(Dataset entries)

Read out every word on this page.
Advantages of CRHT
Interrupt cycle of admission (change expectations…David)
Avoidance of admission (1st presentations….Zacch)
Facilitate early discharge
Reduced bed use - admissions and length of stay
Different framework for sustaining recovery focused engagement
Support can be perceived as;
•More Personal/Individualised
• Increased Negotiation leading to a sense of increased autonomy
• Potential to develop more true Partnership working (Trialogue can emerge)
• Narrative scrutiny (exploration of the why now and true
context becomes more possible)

The request →
Restate every line of the data word for word.

Complete answer →
Read out every word on this page.
Advantages of CRHT
Interrupt cycle of admission (change expectations…David)
Avoidance of admission (1st presentations….Zacch)
Facilitate early discharge
Reduced bed use - admissions and length of stay
Different framework for sustaining recovery focused engagement
Support can be perceived as;
•More Personal/Individualised
• Increased Negotiation leading to a sense of increased autonomy
• Potential to develop more true Partnership working (Trialogue can emerge)
• Narrative scrutiny (exploration of the why now and true
context becomes more possible)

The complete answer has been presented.